(Task brief) Write each record again exactly as it stands.

(Material for this task)
=======
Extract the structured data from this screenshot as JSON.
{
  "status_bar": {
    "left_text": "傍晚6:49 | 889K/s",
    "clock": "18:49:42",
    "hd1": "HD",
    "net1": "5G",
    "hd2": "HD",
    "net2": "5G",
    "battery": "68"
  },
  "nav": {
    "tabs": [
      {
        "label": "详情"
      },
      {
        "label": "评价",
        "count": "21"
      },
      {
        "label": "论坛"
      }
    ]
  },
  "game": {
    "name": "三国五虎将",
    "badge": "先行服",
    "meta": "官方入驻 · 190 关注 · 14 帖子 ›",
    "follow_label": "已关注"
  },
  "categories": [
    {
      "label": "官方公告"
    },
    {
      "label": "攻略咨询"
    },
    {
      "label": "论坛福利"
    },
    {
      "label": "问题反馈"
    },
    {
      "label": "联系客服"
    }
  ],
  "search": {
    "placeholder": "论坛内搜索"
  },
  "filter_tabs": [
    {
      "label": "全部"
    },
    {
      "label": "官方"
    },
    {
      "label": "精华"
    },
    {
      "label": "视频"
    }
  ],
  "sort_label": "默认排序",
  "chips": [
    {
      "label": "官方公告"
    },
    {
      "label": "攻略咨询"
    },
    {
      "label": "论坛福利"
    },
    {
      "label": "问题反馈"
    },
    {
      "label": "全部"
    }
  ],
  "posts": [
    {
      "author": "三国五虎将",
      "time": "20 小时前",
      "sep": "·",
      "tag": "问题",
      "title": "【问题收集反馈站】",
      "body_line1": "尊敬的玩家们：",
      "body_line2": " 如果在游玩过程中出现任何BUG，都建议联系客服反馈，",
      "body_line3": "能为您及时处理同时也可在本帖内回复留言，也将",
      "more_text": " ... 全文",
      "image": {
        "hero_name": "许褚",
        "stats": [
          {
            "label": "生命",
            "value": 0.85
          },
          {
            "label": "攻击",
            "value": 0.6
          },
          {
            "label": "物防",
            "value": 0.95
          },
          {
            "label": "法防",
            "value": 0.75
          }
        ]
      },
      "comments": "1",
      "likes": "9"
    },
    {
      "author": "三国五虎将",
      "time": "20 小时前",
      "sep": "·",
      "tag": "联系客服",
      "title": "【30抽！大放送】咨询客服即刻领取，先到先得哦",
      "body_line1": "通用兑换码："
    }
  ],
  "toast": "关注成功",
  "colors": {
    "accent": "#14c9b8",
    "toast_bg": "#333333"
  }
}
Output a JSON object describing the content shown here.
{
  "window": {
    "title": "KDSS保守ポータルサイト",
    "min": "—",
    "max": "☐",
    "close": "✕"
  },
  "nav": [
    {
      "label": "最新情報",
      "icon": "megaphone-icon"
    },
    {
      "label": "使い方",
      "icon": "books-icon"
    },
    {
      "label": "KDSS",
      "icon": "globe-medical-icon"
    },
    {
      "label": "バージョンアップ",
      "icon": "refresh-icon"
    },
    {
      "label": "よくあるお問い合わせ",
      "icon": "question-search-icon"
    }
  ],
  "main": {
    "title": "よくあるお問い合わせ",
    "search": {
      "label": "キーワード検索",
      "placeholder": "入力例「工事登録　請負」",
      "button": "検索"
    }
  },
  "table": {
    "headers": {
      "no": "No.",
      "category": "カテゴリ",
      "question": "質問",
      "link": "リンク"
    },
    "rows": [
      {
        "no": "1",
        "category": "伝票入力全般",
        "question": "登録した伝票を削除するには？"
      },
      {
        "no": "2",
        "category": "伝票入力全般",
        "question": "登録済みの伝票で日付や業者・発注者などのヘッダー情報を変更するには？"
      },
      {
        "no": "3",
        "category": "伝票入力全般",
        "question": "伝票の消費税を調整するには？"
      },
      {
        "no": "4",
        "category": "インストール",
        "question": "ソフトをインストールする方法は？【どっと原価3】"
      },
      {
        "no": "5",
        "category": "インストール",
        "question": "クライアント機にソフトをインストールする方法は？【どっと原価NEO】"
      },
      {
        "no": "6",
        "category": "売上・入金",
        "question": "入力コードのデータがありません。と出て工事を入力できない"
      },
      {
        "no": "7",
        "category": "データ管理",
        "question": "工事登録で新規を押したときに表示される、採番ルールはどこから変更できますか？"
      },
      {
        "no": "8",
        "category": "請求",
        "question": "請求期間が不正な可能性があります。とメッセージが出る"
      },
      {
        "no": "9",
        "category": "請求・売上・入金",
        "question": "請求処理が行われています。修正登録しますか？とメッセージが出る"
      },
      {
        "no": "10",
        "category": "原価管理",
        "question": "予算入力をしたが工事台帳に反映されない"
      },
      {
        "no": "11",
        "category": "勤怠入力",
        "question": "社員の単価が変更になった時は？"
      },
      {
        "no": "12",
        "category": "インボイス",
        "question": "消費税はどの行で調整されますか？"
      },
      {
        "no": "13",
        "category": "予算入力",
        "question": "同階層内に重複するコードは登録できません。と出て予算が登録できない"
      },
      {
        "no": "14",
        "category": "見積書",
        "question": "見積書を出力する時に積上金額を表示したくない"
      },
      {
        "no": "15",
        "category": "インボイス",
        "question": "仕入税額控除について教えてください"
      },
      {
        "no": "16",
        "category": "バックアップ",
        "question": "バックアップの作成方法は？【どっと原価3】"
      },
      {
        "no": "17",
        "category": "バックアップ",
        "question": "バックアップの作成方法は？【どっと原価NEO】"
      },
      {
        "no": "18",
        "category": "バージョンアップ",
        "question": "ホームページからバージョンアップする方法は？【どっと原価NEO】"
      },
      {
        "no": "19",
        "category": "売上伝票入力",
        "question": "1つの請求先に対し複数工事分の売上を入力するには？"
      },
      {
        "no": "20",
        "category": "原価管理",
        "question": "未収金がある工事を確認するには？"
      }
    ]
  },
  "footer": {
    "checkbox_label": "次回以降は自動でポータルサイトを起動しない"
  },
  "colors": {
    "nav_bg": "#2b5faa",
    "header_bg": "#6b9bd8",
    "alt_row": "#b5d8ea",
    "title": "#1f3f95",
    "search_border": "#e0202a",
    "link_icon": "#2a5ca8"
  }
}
=======
(Result of this exercise)
Extract the structured data from this screenshot as JSON.
{
  "status_bar": {
    "left_text": "傍晚6:49 | 889K/s",
    "clock": "18:49:42",
    "hd1": "HD",
    "net1": "5G",
    "hd2": "HD",
    "net2": "5G",
    "battery": "68"
  },
  "nav": {
    "tabs": [
      {
        "label": "详情"
      },
      {
        "label": "评价",
        "count": "21"
      },
      {
        "label": "论坛"
      }
    ]
  },
  "game": {
    "name": "三国五虎将",
    "badge": "先行服",
    "meta": "官方入驻 · 190 关注 · 14 帖子 ›",
    "follow_label": "已关注"
  },
  "categories": [
    {
      "label": "官方公告"
    },
    {
      "label": "攻略咨询"
    },
    {
      "label": "论坛福利"
    },
    {
      "label": "问题反馈"
    },
    {
      "label": "联系客服"
    }
  ],
  "search": {
    "placeholder": "论坛内搜索"
  },
  "filter_tabs": [
    {
      "label": "全部"
    },
    {
      "label": "官方"
    },
    {
      "label": "精华"
    },
    {
      "label": "视频"
    }
  ],
  "sort_label": "默认排序",
  "chips": [
    {
      "label": "官方公告"
    },
    {
      "label": "攻略咨询"
    },
    {
      "label": "论坛福利"
    },
    {
      "label": "问题反馈"
    },
    {
      "label": "全部"
    }
  ],
  "posts": [
    {
      "author": "三国五虎将",
      "time": "20 小时前",
      "sep": "·",
      "tag": "问题",
      "title": "【问题收集反馈站】",
      "body_line1": "尊敬的玩家们：",
      "body_line2": " 如果在游玩过程中出现任何BUG，都建议联系客服反馈，",
      "body_line3": "能为您及时处理同时也可在本帖内回复留言，也将",
      "more_text": " ... 全文",
      "image": {
        "hero_name": "许褚",
        "stats": [
          {
            "label": "生命",
            "value": 0.85
          },
          {
            "label": "攻击",
            "value": 0.6
          },
          {
            "label": "物防",
            "value": 0.95
          },
          {
            "label": "法防",
            "value": 0.75
          }
        ]
      },
      "comments": "1",
      "likes": "9"
    },
    {
      "author": "三国五虎将",
      "time": "20 小时前",
      "sep": "·",
      "tag": "联系客服",
      "title": "【30抽！大放送】咨询客服即刻领取，先到先得哦",
      "body_line1": "通用兑换码："
    }
  ],
  "toast": "关注成功",
  "colors": {
    "accent": "#14c9b8",
    "toast_bg": "#333333"
  }
}
Output a JSON object describing the content shown here.
{
  "window": {
    "title": "KDSS保守ポータルサイト",
    "min": "—",
    "max": "☐",
    "close": "✕"
  },
  "nav": [
    {
      "label": "最新情報",
      "icon": "megaphone-icon"
    },
    {
      "label": "使い方",
      "icon": "books-icon"
    },
    {
      "label": "KDSS",
      "icon": "globe-medical-icon"
    },
    {
      "label": "バージョンアップ",
      "icon": "refresh-icon"
    },
    {
      "label": "よくあるお問い合わせ",
      "icon": "question-search-icon"
    }
  ],
  "main": {
    "title": "よくあるお問い合わせ",
    "search": {
      "label": "キーワード検索",
      "placeholder": "入力例「工事登録　請負」",
      "button": "検索"
    }
  },
  "table": {
    "headers": {
      "no": "No.",
      "category": "カテゴリ",
      "question": "質問",
      "link": "リンク"
    },
    "rows": [
      {
        "no": "1",
        "category": "伝票入力全般",
        "question": "登録した伝票を削除するには？"
      },
      {
        "no": "2",
        "category": "伝票入力全般",
        "question": "登録済みの伝票で日付や業者・発注者などのヘッダー情報を変更するには？"
      },
      {
        "no": "3",
        "category": "伝票入力全般",
        "question": "伝票の消費税を調整するには？"
      },
      {
        "no": "4",
        "category": "インストール",
        "question": "ソフトをインストールする方法は？【どっと原価3】"
      },
      {
        "no": "5",
        "category": "インストール",
        "question": "クライアント機にソフトをインストールする方法は？【どっと原価NEO】"
      },
      {
        "no": "6",
        "category": "売上・入金",
        "question": "入力コードのデータがありません。と出て工事を入力できない"
      },
      {
        "no": "7",
        "category": "データ管理",
        "question": "工事登録で新規を押したときに表示される、採番ルールはどこから変更できますか？"
      },
      {
        "no": "8",
        "category": "請求",
        "question": "請求期間が不正な可能性があります。とメッセージが出る"
      },
      {
        "no": "9",
        "category": "請求・売上・入金",
        "question": "請求処理が行われています。修正登録しますか？とメッセージが出る"
      },
      {
        "no": "10",
        "category": "原価管理",
        "question": "予算入力をしたが工事台帳に反映されない"
      },
      {
        "no": "11",
        "category": "勤怠入力",
        "question": "社員の単価が変更になった時は？"
      },
      {
        "no": "12",
        "category": "インボイス",
        "question": "消費税はどの行で調整されますか？"
      },
      {
        "no": "13",
        "category": "予算入力",
        "question": "同階層内に重複するコードは登録できません。と出て予算が登録できない"
      },
      {
        "no": "14",
        "category": "見積書",
        "question": "見積書を出力する時に積上金額を表示したくない"
      },
      {
        "no": "15",
        "category": "インボイス",
        "question": "仕入税額控除について教えてください"
      },
      {
        "no": "16",
        "category": "バックアップ",
        "question": "バックアップの作成方法は？【どっと原価3】"
      },
      {
        "no": "17",
        "category": "バックアップ",
        "question": "バックアップの作成方法は？【どっと原価NEO】"
      },
      {
        "no": "18",
        "category": "バージョンアップ",
        "question": "ホームページからバージョンアップする方法は？【どっと原価NEO】"
      },
      {
        "no": "19",
        "category": "売上伝票入力",
        "question": "1つの請求先に対し複数工事分の売上を入力するには？"
      },
      {
        "no": "20",
        "category": "原価管理",
        "question": "未収金がある工事を確認するには？"
      }
    ]
  },
  "footer": {
    "checkbox_label": "次回以降は自動でポータルサイトを起動しない"
  },
  "colors": {
    "nav_bg": "#2b5faa",
    "header_bg": "#6b9bd8",
    "alt_row": "#b5d8ea",
    "title": "#1f3f95",
    "search_border": "#e0202a",
    "link_icon": "#2a5ca8"
  }
}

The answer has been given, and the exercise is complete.